_Exercise task_.
Print the data exactly, leaving nothing out.

_The input_.
※ ※ ※

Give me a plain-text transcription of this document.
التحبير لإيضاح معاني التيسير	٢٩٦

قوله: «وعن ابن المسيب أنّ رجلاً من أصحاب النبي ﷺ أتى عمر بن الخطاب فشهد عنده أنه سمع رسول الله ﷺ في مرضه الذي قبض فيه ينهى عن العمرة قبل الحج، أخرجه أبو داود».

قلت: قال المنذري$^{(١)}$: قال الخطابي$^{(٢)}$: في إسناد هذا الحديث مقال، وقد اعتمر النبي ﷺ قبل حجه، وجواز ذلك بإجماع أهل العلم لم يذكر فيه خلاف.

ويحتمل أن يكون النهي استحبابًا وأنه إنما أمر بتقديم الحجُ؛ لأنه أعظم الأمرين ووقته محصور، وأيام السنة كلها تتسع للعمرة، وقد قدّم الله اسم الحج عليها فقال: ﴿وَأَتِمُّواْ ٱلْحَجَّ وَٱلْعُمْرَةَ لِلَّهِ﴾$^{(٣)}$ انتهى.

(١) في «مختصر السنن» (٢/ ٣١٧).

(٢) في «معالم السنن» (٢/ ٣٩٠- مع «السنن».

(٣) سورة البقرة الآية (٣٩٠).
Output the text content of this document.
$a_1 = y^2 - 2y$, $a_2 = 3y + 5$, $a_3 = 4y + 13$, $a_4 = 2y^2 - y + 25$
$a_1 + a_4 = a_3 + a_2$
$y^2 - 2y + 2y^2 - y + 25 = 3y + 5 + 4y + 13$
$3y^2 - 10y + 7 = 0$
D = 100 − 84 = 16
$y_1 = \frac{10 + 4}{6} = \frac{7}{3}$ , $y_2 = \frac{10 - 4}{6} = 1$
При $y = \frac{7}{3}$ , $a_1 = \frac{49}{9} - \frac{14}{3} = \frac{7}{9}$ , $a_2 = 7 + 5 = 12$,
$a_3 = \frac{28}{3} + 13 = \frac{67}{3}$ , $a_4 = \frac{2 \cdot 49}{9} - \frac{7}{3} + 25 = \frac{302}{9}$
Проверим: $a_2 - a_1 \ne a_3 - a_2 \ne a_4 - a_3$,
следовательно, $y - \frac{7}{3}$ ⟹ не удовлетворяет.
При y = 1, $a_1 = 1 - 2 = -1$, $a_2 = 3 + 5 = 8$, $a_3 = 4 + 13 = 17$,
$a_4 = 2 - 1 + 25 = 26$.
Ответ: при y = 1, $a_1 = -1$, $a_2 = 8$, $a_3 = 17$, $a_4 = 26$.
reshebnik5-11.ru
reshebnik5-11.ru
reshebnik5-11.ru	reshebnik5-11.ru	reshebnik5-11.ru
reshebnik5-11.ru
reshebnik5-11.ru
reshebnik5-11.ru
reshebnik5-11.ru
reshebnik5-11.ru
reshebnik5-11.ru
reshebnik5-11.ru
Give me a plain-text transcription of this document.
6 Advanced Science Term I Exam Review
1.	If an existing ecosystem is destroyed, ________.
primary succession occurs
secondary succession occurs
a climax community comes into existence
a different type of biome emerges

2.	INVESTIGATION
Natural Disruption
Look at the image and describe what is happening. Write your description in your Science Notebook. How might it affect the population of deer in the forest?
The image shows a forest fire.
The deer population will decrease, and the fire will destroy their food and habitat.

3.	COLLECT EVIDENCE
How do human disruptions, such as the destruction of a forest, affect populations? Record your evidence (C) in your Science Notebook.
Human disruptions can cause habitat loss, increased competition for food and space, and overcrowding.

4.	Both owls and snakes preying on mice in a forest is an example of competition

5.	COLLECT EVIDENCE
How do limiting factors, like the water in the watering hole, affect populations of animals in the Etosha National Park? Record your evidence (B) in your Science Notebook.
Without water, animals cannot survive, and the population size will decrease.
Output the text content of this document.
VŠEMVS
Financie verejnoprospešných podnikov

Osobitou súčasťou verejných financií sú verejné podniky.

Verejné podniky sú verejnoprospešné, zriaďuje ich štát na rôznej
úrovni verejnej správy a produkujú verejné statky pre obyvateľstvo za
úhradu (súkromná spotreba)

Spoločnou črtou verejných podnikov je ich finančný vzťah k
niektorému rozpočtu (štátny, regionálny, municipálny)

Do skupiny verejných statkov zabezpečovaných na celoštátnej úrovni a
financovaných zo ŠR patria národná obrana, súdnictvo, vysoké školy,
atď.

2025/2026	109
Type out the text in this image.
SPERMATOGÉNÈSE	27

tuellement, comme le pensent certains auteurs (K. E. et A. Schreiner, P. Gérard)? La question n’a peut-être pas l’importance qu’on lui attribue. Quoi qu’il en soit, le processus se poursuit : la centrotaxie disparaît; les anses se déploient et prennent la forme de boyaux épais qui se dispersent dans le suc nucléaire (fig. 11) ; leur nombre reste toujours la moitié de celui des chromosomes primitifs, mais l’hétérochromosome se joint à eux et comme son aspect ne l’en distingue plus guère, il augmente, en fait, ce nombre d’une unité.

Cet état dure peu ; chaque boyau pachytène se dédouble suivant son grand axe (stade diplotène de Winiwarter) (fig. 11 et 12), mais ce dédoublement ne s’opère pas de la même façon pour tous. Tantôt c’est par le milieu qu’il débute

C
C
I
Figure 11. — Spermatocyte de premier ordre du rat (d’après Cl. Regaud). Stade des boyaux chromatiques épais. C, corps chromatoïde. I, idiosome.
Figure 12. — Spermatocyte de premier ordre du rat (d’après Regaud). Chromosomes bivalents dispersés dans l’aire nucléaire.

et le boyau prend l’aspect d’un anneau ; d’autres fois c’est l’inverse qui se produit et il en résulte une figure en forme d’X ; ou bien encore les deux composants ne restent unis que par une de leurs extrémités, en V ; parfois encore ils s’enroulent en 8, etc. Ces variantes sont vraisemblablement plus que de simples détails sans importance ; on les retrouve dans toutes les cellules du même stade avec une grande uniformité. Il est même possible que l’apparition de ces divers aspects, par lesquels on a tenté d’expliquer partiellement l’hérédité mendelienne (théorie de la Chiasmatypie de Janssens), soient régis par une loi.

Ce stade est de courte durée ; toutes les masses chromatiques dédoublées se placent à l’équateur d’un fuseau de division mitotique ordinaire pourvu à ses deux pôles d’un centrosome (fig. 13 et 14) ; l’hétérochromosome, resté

※ ※ ※

_Output for this exercise_.
Give me a plain-text transcription of this document.
التحبير لإيضاح معاني التيسير	٢٩٦

قوله: «وعن ابن المسيب أنّ رجلاً من أصحاب النبي ﷺ أتى عمر بن الخطاب فشهد عنده أنه سمع رسول الله ﷺ في مرضه الذي قبض فيه ينهى عن العمرة قبل الحج، أخرجه أبو داود».

قلت: قال المنذري$^{(١)}$: قال الخطابي$^{(٢)}$: في إسناد هذا الحديث مقال، وقد اعتمر النبي ﷺ قبل حجه، وجواز ذلك بإجماع أهل العلم لم يذكر فيه خلاف.

ويحتمل أن يكون النهي استحبابًا وأنه إنما أمر بتقديم الحجُ؛ لأنه أعظم الأمرين ووقته محصور، وأيام السنة كلها تتسع للعمرة، وقد قدّم الله اسم الحج عليها فقال: ﴿وَأَتِمُّواْ ٱلْحَجَّ وَٱلْعُمْرَةَ لِلَّهِ﴾$^{(٣)}$ انتهى.

(١) في «مختصر السنن» (٢/ ٣١٧).

(٢) في «معالم السنن» (٢/ ٣٩٠- مع «السنن».

(٣) سورة البقرة الآية (٣٩٠).
Output the text content of this document.
$a_1 = y^2 - 2y$, $a_2 = 3y + 5$, $a_3 = 4y + 13$, $a_4 = 2y^2 - y + 25$
$a_1 + a_4 = a_3 + a_2$
$y^2 - 2y + 2y^2 - y + 25 = 3y + 5 + 4y + 13$
$3y^2 - 10y + 7 = 0$
D = 100 − 84 = 16
$y_1 = \frac{10 + 4}{6} = \frac{7}{3}$ , $y_2 = \frac{10 - 4}{6} = 1$
При $y = \frac{7}{3}$ , $a_1 = \frac{49}{9} - \frac{14}{3} = \frac{7}{9}$ , $a_2 = 7 + 5 = 12$,
$a_3 = \frac{28}{3} + 13 = \frac{67}{3}$ , $a_4 = \frac{2 \cdot 49}{9} - \frac{7}{3} + 25 = \frac{302}{9}$
Проверим: $a_2 - a_1 \ne a_3 - a_2 \ne a_4 - a_3$,
следовательно, $y - \frac{7}{3}$ ⟹ не удовлетворяет.
При y = 1, $a_1 = 1 - 2 = -1$, $a_2 = 3 + 5 = 8$, $a_3 = 4 + 13 = 17$,
$a_4 = 2 - 1 + 25 = 26$.
Ответ: при y = 1, $a_1 = -1$, $a_2 = 8$, $a_3 = 17$, $a_4 = 26$.
reshebnik5-11.ru
reshebnik5-11.ru
reshebnik5-11.ru	reshebnik5-11.ru	reshebnik5-11.ru
reshebnik5-11.ru
reshebnik5-11.ru
reshebnik5-11.ru
reshebnik5-11.ru
reshebnik5-11.ru
reshebnik5-11.ru
reshebnik5-11.ru
Give me a plain-text transcription of this document.
6 Advanced Science Term I Exam Review
1.	If an existing ecosystem is destroyed, ________.
primary succession occurs
secondary succession occurs
a climax community comes into existence
a different type of biome emerges

2.	INVESTIGATION
Natural Disruption
Look at the image and describe what is happening. Write your description in your Science Notebook. How might it affect the population of deer in the forest?
The image shows a forest fire.
The deer population will decrease, and the fire will destroy their food and habitat.

3.	COLLECT EVIDENCE
How do human disruptions, such as the destruction of a forest, affect populations? Record your evidence (C) in your Science Notebook.
Human disruptions can cause habitat loss, increased competition for food and space, and overcrowding.

4.	Both owls and snakes preying on mice in a forest is an example of competition

5.	COLLECT EVIDENCE
How do limiting factors, like the water in the watering hole, affect populations of animals in the Etosha National Park? Record your evidence (B) in your Science Notebook.
Without water, animals cannot survive, and the population size will decrease.
Output the text content of this document.
VŠEMVS
Financie verejnoprospešných podnikov

Osobitou súčasťou verejných financií sú verejné podniky.

Verejné podniky sú verejnoprospešné, zriaďuje ich štát na rôznej
úrovni verejnej správy a produkujú verejné statky pre obyvateľstvo za
úhradu (súkromná spotreba)

Spoločnou črtou verejných podnikov je ich finančný vzťah k
niektorému rozpočtu (štátny, regionálny, municipálny)

Do skupiny verejných statkov zabezpečovaných na celoštátnej úrovni a
financovaných zo ŠR patria národná obrana, súdnictvo, vysoké školy,
atď.

2025/2026	109
Type out the text in this image.
SPERMATOGÉNÈSE	27

tuellement, comme le pensent certains auteurs (K. E. et A. Schreiner, P. Gérard)? La question n’a peut-être pas l’importance qu’on lui attribue. Quoi qu’il en soit, le processus se poursuit : la centrotaxie disparaît; les anses se déploient et prennent la forme de boyaux épais qui se dispersent dans le suc nucléaire (fig. 11) ; leur nombre reste toujours la moitié de celui des chromosomes primitifs, mais l’hétérochromosome se joint à eux et comme son aspect ne l’en distingue plus guère, il augmente, en fait, ce nombre d’une unité.

Cet état dure peu ; chaque boyau pachytène se dédouble suivant son grand axe (stade diplotène de Winiwarter) (fig. 11 et 12), mais ce dédoublement ne s’opère pas de la même façon pour tous. Tantôt c’est par le milieu qu’il débute

C
C
I
Figure 11. — Spermatocyte de premier ordre du rat (d’après Cl. Regaud). Stade des boyaux chromatiques épais. C, corps chromatoïde. I, idiosome.
Figure 12. — Spermatocyte de premier ordre du rat (d’après Regaud). Chromosomes bivalents dispersés dans l’aire nucléaire.

et le boyau prend l’aspect d’un anneau ; d’autres fois c’est l’inverse qui se produit et il en résulte une figure en forme d’X ; ou bien encore les deux composants ne restent unis que par une de leurs extrémités, en V ; parfois encore ils s’enroulent en 8, etc. Ces variantes sont vraisemblablement plus que de simples détails sans importance ; on les retrouve dans toutes les cellules du même stade avec une grande uniformité. Il est même possible que l’apparition de ces divers aspects, par lesquels on a tenté d’expliquer partiellement l’hérédité mendelienne (théorie de la Chiasmatypie de Janssens), soient régis par une loi.

Ce stade est de courte durée ; toutes les masses chromatiques dédoublées se placent à l’équateur d’un fuseau de division mitotique ordinaire pourvu à ses deux pôles d’un centrosome (fig. 13 et 14) ; l’hétérochromosome, resté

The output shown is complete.